• **Text provided**
To address this problem, in this paper, we set out to find content related Internet video traffic features, which can be applied to identify video traffic accurately. Such features should be extracted from video flows efficiently. Driven by this motivation, we make the following contributions in this paper:

  • We first collect a set of video traffic data in a real campus network environment, which contain romance and action types. Different from the work in [17], we use the video content types as the instance labels. We consider romance and action videos in our study, as they are the most two representative Internet video types.

  • A video content related feature extraction method, namely “Byte code distributions(BCD)”, is proposed. We first extract the byte codes of each video flow, and then calculate the occurrence frequency of each code based on the observation of the flow. The observation can be the early section or any fraction of the video flow. Finally, all the byte code frequencies form a vector, that is the feature vector. BCD features can be efficiently extracted from video traffic data. Moreover, they contains more information of different video types than traditional packet level features do.

To test the performances of our proposal, a set of empirical studies are conducted. Three typical supervised learning algorithms are applied for the identification in our studies, they are C4.5 decision trees, support vector machine (SVM), and BP neural networks (BPNN). The experimental results show that video flow BCD features are extremely effective for the identification of the romance and action movies. Our method hits a high identification accuracy of 99.9%, significantly higher than those of using the traditional packet level features. Empirical studies show that our proposal is promising for Internet video content type identification.

The rest of the paper is organized as follows. In Sect. 2, we review the related work. Section 3 introduces our study framework. Section 4 gives the technical details of our data collection method and the data set. The feature extraction and identification methods are presented in Sect. 5. The experimental evaluation details, including the settings, the results, and the analysis are given in Sect. 6. Finally, we conclude the paper in Sect. 7.

2 Related Work

2.1 Network Traffic Identification

From the technical view point, network traffic identification methods fall into three categories: port-based identification, deep packet inspection (DPI), and machine learning (ML) based identification. Port-based identification, the most antique network traffic identification method, simply identifies the application layer protocol types by the source/destination port number of a TCP or UDP flow. DPI techniques are able to achieve extremely high identification accuracies under the conditions that the packet payloads can be inspected. However, these techniques have two fatal drawbacks: firstly, they cannot cope with encrypted traffic; secondly, these techniques are not able to be deployed in high-speed networks because of their high computation and storage costs.

• **Dataset rows**
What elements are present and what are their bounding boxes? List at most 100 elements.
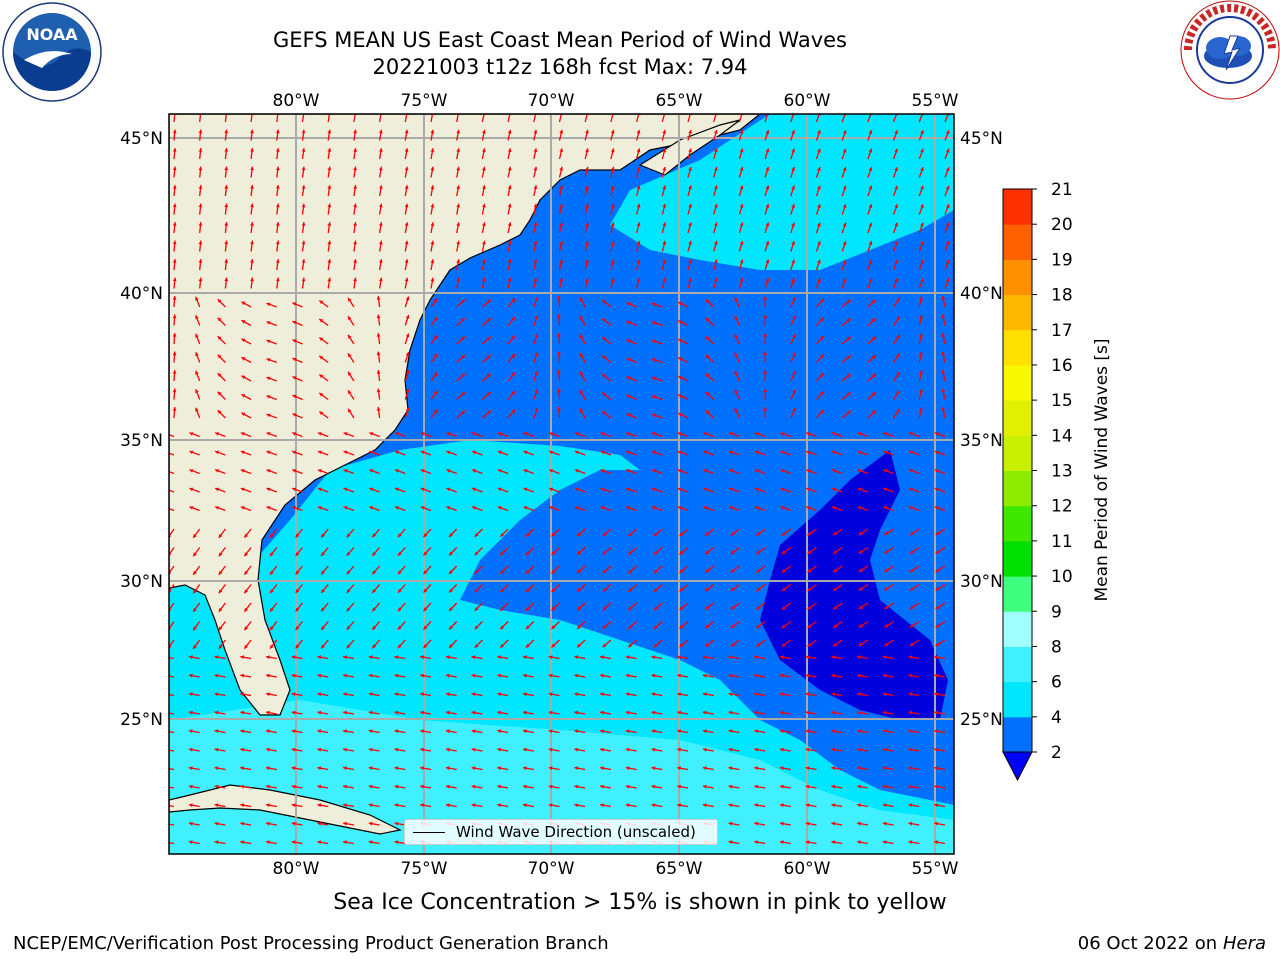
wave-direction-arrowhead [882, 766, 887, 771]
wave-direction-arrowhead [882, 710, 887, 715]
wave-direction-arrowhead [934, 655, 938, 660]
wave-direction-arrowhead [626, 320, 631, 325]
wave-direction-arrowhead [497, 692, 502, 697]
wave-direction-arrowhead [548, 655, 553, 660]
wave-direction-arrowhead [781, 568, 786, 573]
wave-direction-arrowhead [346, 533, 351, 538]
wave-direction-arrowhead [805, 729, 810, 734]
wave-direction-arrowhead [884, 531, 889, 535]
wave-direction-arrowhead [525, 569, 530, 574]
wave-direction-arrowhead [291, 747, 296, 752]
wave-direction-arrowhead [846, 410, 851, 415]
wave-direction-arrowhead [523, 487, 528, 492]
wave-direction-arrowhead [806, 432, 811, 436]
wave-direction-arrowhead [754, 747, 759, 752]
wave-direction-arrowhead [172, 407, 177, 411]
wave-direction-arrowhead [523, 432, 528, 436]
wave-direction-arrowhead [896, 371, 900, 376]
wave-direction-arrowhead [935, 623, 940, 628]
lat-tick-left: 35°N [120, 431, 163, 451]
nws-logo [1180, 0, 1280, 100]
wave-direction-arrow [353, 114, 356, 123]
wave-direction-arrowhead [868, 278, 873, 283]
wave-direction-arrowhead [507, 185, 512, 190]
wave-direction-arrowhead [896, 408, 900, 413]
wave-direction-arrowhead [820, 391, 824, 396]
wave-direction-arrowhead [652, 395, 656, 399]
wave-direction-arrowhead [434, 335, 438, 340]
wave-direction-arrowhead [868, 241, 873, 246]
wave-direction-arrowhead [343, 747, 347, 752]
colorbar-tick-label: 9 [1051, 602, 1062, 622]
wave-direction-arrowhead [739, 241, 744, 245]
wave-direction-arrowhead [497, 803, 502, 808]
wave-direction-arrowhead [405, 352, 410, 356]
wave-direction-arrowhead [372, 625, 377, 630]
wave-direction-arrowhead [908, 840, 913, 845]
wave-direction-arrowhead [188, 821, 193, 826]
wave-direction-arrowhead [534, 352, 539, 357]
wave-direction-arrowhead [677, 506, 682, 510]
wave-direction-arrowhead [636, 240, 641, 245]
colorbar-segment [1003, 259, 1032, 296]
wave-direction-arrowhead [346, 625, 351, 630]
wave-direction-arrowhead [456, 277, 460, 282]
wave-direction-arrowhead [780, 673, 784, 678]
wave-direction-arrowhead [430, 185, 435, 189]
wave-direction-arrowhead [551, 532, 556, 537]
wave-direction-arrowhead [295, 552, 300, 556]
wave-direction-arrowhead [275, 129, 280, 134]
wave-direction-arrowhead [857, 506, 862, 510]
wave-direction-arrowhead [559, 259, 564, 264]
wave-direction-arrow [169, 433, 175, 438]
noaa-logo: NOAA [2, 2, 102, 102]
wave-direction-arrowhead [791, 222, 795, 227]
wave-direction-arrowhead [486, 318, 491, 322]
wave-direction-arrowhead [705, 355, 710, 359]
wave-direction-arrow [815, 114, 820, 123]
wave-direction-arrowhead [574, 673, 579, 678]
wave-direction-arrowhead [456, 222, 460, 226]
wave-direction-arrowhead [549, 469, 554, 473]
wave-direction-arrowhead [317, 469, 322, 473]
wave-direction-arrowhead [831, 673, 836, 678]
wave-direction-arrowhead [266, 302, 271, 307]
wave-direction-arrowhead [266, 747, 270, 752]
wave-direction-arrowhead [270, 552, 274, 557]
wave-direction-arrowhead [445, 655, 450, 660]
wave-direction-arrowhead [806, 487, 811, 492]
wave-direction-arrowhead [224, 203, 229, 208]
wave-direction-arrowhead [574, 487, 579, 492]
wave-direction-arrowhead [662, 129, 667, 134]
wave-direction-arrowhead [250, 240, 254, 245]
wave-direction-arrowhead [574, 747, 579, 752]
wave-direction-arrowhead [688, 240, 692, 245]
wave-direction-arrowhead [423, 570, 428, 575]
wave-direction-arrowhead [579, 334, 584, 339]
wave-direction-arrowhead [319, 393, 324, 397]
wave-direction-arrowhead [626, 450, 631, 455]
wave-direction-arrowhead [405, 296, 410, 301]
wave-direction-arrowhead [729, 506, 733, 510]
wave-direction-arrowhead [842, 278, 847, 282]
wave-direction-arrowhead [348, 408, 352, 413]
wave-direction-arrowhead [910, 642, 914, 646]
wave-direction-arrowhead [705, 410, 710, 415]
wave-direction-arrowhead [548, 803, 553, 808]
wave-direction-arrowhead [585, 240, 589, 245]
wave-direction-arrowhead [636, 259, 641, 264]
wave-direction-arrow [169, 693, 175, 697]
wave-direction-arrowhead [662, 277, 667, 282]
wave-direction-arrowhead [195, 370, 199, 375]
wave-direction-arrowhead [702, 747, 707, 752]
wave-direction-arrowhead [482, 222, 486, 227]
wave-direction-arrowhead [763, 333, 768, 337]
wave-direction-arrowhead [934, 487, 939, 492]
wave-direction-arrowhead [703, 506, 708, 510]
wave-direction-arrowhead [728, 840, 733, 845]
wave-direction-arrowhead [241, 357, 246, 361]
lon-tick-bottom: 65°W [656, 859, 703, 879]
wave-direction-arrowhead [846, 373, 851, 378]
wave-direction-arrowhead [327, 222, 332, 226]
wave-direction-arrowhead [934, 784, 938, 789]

• **Instructions**
1: According to the video traffic text, what identification accuracy does the proposed method reach?
2: In the dataset rows, rewrite everything from the line containing "wave-direction-arrowhead [882, 766, 887, 771]" down to the line containing "wave-direction-arrowhead [456, 277, 460, 282]", swapping "colorbar-segment" for "colorbar-band" and leaving everything else the same. Return only those lines.

• **Answer set**
1: 99.9%

2:
wave-direction-arrowhead [882, 766, 887, 771]
wave-direction-arrowhead [882, 710, 887, 715]
wave-direction-arrowhead [934, 655, 938, 660]
wave-direction-arrowhead [626, 320, 631, 325]
wave-direction-arrowhead [497, 692, 502, 697]
wave-direction-arrowhead [548, 655, 553, 660]
wave-direction-arrowhead [781, 568, 786, 573]
wave-direction-arrowhead [346, 533, 351, 538]
wave-direction-arrowhead [805, 729, 810, 734]
wave-direction-arrowhead [884, 531, 889, 535]
wave-direction-arrowhead [525, 569, 530, 574]
wave-direction-arrowhead [291, 747, 296, 752]
wave-direction-arrowhead [846, 410, 851, 415]
wave-direction-arrowhead [523, 487, 528, 492]
wave-direction-arrowhead [806, 432, 811, 436]
wave-direction-arrowhead [754, 747, 759, 752]
wave-direction-arrowhead [172, 407, 177, 411]
wave-direction-arrowhead [523, 432, 528, 436]
wave-direction-arrowhead [896, 371, 900, 376]
wave-direction-arrowhead [935, 623, 940, 628]
lat-tick-left: 35°N [120, 431, 163, 451]
nws-logo [1180, 0, 1280, 100]
wave-direction-arrow [353, 114, 356, 123]
wave-direction-arrowhead [868, 278, 873, 283]
wave-direction-arrowhead [507, 185, 512, 190]
wave-direction-arrowhead [896, 408, 900, 413]
wave-direction-arrowhead [820, 391, 824, 396]
wave-direction-arrowhead [652, 395, 656, 399]
wave-direction-arrowhead [434, 335, 438, 340]
wave-direction-arrowhead [868, 241, 873, 246]
wave-direction-arrowhead [343, 747, 347, 752]
colorbar-tick-label: 9 [1051, 602, 1062, 622]
wave-direction-arrowhead [739, 241, 744, 245]
wave-direction-arrowhead [497, 803, 502, 808]
wave-direction-arrowhead [405, 352, 410, 356]
wave-direction-arrowhead [372, 625, 377, 630]
wave-direction-arrowhead [908, 840, 913, 845]
wave-direction-arrowhead [188, 821, 193, 826]
wave-direction-arrowhead [534, 352, 539, 357]
wave-direction-arrowhead [677, 506, 682, 510]
wave-direction-arrowhead [636, 240, 641, 245]
colorbar-band [1003, 259, 1032, 296]
wave-direction-arrowhead [346, 625, 351, 630]
wave-direction-arrowhead [456, 277, 460, 282]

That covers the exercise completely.